# WHAT IS REQUIRED
In the entries below, find the lines with the word "Research" and copy them.

# DATASET CONTENT
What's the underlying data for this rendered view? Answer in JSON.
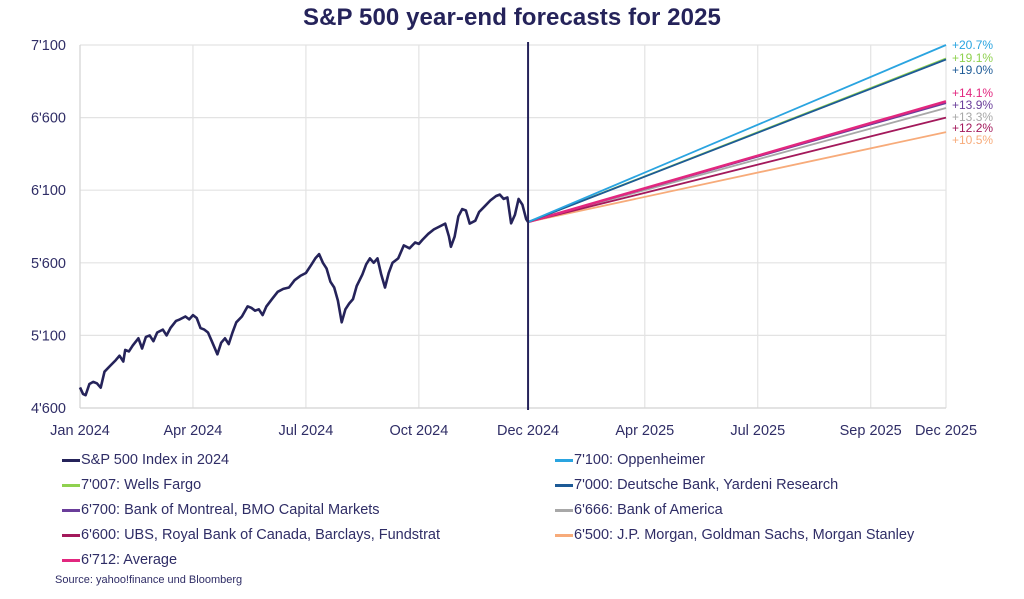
{
  "chart_data": {
    "type": "line",
    "title": "S&P 500 year-end forecasts for 2025",
    "xlabel": "",
    "ylabel": "",
    "ylim": [
      4600,
      7100
    ],
    "yticks": [
      4600,
      5100,
      5600,
      6100,
      6600,
      7100
    ],
    "ytick_labels": [
      "4'600",
      "5'100",
      "5'600",
      "6'100",
      "6'600",
      "7'100"
    ],
    "xlim_months": [
      0,
      23
    ],
    "xticks": [
      {
        "month": 0,
        "label": "Jan 2024"
      },
      {
        "month": 3,
        "label": "Apr 2024"
      },
      {
        "month": 6,
        "label": "Jul 2024"
      },
      {
        "month": 9,
        "label": "Oct 2024"
      },
      {
        "month": 11.9,
        "label": "Dec 2024"
      },
      {
        "month": 15,
        "label": "Apr 2025"
      },
      {
        "month": 18,
        "label": "Jul 2025"
      },
      {
        "month": 21,
        "label": "Sep 2025"
      },
      {
        "month": 23,
        "label": "Dec 2025"
      }
    ],
    "divider_month": 11.9,
    "grid": true,
    "legend_position": "bottom",
    "forecast_start_value": 5881,
    "series_2024": {
      "name": "S&P 500 Index in 2024",
      "color": "#25235a",
      "points": [
        [
          0.0,
          4742
        ],
        [
          0.08,
          4697
        ],
        [
          0.15,
          4688
        ],
        [
          0.25,
          4765
        ],
        [
          0.35,
          4780
        ],
        [
          0.45,
          4770
        ],
        [
          0.55,
          4740
        ],
        [
          0.65,
          4850
        ],
        [
          0.8,
          4890
        ],
        [
          0.95,
          4930
        ],
        [
          1.05,
          4960
        ],
        [
          1.15,
          4920
        ],
        [
          1.2,
          5000
        ],
        [
          1.3,
          4990
        ],
        [
          1.4,
          5030
        ],
        [
          1.55,
          5080
        ],
        [
          1.65,
          5010
        ],
        [
          1.75,
          5090
        ],
        [
          1.85,
          5100
        ],
        [
          1.95,
          5060
        ],
        [
          2.05,
          5120
        ],
        [
          2.2,
          5140
        ],
        [
          2.3,
          5100
        ],
        [
          2.4,
          5150
        ],
        [
          2.55,
          5200
        ],
        [
          2.65,
          5210
        ],
        [
          2.8,
          5230
        ],
        [
          2.9,
          5210
        ],
        [
          3.0,
          5240
        ],
        [
          3.1,
          5220
        ],
        [
          3.2,
          5150
        ],
        [
          3.3,
          5140
        ],
        [
          3.4,
          5120
        ],
        [
          3.5,
          5060
        ],
        [
          3.6,
          5000
        ],
        [
          3.65,
          4970
        ],
        [
          3.75,
          5050
        ],
        [
          3.85,
          5080
        ],
        [
          3.95,
          5040
        ],
        [
          4.05,
          5120
        ],
        [
          4.15,
          5190
        ],
        [
          4.3,
          5230
        ],
        [
          4.45,
          5300
        ],
        [
          4.55,
          5290
        ],
        [
          4.65,
          5270
        ],
        [
          4.75,
          5280
        ],
        [
          4.85,
          5240
        ],
        [
          4.95,
          5300
        ],
        [
          5.1,
          5350
        ],
        [
          5.25,
          5400
        ],
        [
          5.4,
          5420
        ],
        [
          5.55,
          5430
        ],
        [
          5.7,
          5480
        ],
        [
          5.85,
          5510
        ],
        [
          6.0,
          5530
        ],
        [
          6.15,
          5590
        ],
        [
          6.25,
          5630
        ],
        [
          6.35,
          5660
        ],
        [
          6.45,
          5600
        ],
        [
          6.55,
          5560
        ],
        [
          6.65,
          5470
        ],
        [
          6.75,
          5430
        ],
        [
          6.85,
          5340
        ],
        [
          6.95,
          5190
        ],
        [
          7.05,
          5280
        ],
        [
          7.15,
          5320
        ],
        [
          7.25,
          5350
        ],
        [
          7.35,
          5440
        ],
        [
          7.5,
          5520
        ],
        [
          7.6,
          5590
        ],
        [
          7.7,
          5630
        ],
        [
          7.8,
          5600
        ],
        [
          7.9,
          5630
        ],
        [
          8.0,
          5520
        ],
        [
          8.1,
          5430
        ],
        [
          8.2,
          5530
        ],
        [
          8.3,
          5600
        ],
        [
          8.45,
          5630
        ],
        [
          8.6,
          5720
        ],
        [
          8.75,
          5700
        ],
        [
          8.9,
          5740
        ],
        [
          9.0,
          5730
        ],
        [
          9.1,
          5760
        ],
        [
          9.25,
          5800
        ],
        [
          9.4,
          5830
        ],
        [
          9.55,
          5850
        ],
        [
          9.7,
          5870
        ],
        [
          9.8,
          5780
        ],
        [
          9.85,
          5710
        ],
        [
          9.95,
          5780
        ],
        [
          10.05,
          5920
        ],
        [
          10.15,
          5970
        ],
        [
          10.25,
          5960
        ],
        [
          10.35,
          5870
        ],
        [
          10.5,
          5890
        ],
        [
          10.6,
          5950
        ],
        [
          10.75,
          5990
        ],
        [
          10.9,
          6030
        ],
        [
          11.05,
          6060
        ],
        [
          11.15,
          6070
        ],
        [
          11.25,
          6040
        ],
        [
          11.35,
          6050
        ],
        [
          11.45,
          5872
        ],
        [
          11.55,
          5930
        ],
        [
          11.65,
          6040
        ],
        [
          11.75,
          6000
        ],
        [
          11.85,
          5900
        ],
        [
          11.9,
          5881
        ]
      ]
    },
    "forecasts": [
      {
        "name": "7'100: Oppenheimer",
        "target": 7100,
        "change_label": "+20.7%",
        "color": "#2aa4e0"
      },
      {
        "name": "7'007: Wells Fargo",
        "target": 7007,
        "change_label": "+19.1%",
        "color": "#8fd14f"
      },
      {
        "name": "7'000: Deutsche Bank, Yardeni Research",
        "target": 7000,
        "change_label": "+19.0%",
        "color": "#1d5a96"
      },
      {
        "name": "6'712: Average",
        "target": 6712,
        "change_label": "+14.1%",
        "color": "#e2277f"
      },
      {
        "name": "6'700: Bank of Montreal, BMO Capital Markets",
        "target": 6700,
        "change_label": "+13.9%",
        "color": "#6a3d9a"
      },
      {
        "name": "6'666: Bank of America",
        "target": 6666,
        "change_label": "+13.3%",
        "color": "#a8a8a8"
      },
      {
        "name": "6'600: UBS, Royal Bank of Canada, Barclays, Fundstrat",
        "target": 6600,
        "change_label": "+12.2%",
        "color": "#a3195b"
      },
      {
        "name": "6'500: J.P. Morgan, Goldman Sachs, Morgan Stanley",
        "target": 6500,
        "change_label": "+10.5%",
        "color": "#f7ab7a"
      }
    ]
  },
  "legend": {
    "left": [
      {
        "label": "S&P 500 Index in 2024",
        "color": "#25235a"
      },
      {
        "label": "7'007: Wells Fargo",
        "color": "#8fd14f"
      },
      {
        "label": "6'700: Bank of Montreal, BMO Capital Markets",
        "color": "#6a3d9a"
      },
      {
        "label": "6'600: UBS, Royal Bank of Canada, Barclays, Fundstrat",
        "color": "#a3195b"
      },
      {
        "label": "6'712: Average",
        "color": "#e2277f"
      }
    ],
    "right": [
      {
        "label": "7'100: Oppenheimer",
        "color": "#2aa4e0"
      },
      {
        "label": "7'000: Deutsche Bank, Yardeni Research",
        "color": "#1d5a96"
      },
      {
        "label": "6'666: Bank of America",
        "color": "#a8a8a8"
      },
      {
        "label": "6'500: J.P. Morgan, Goldman Sachs, Morgan Stanley",
        "color": "#f7ab7a"
      }
    ]
  },
  "source": "Source: yahoo!finance und Bloomberg"
}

# CORRECT RESPONSE
        "name": "7'000: Deutsche Bank, Yardeni Research",
        "label": "7'000: Deutsche Bank, Yardeni Research",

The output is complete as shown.